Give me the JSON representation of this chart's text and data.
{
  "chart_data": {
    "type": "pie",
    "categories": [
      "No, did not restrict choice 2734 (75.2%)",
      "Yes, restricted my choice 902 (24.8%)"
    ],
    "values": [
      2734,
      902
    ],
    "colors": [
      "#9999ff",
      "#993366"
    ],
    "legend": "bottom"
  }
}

• EXERCISE BRIEF: Can you restate every record above word for word?

• REPLY:
Give me the JSON representation of this chart's text and data.
{
  "chart_data": {
    "type": "pie",
    "categories": [
      "No, did not restrict choice 2734 (75.2%)",
      "Yes, restricted my choice 902 (24.8%)"
    ],
    "values": [
      2734,
      902
    ],
    "colors": [
      "#9999ff",
      "#993366"
    ],
    "legend": "bottom"
  }
}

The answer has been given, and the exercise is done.